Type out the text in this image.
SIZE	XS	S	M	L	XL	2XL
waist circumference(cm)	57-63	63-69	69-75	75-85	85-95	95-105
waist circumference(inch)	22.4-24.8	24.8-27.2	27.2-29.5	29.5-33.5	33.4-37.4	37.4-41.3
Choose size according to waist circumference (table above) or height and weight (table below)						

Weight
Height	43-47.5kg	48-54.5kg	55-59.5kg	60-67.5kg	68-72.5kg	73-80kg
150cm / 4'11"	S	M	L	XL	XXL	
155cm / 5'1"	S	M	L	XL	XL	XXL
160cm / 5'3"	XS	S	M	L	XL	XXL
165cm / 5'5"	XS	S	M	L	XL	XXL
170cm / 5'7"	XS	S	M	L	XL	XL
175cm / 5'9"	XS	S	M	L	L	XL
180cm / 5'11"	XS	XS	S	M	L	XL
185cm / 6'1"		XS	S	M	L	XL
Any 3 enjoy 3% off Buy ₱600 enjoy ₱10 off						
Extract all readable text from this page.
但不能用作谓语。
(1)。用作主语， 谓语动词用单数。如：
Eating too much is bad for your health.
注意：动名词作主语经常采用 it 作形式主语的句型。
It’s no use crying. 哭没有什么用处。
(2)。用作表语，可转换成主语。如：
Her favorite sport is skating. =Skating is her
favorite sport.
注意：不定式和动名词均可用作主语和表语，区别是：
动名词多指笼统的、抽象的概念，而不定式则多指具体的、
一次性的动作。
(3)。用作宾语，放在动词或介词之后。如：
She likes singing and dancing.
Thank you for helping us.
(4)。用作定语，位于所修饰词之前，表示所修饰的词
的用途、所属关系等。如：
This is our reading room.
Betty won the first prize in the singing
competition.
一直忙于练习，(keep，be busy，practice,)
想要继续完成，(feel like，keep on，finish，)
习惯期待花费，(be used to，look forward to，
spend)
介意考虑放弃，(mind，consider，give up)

================

● AIM OF THE EXERCISE
All lines above with "waist" in them should be returned.

● ANSWER BELOW
waist circumference(cm)	57-63	63-69	69-75	75-85	85-95	95-105
waist circumference(inch)	22.4-24.8	24.8-27.2	27.2-29.5	29.5-33.5	33.4-37.4	37.4-41.3
Choose size according to waist circumference (table above) or height and weight (table below)						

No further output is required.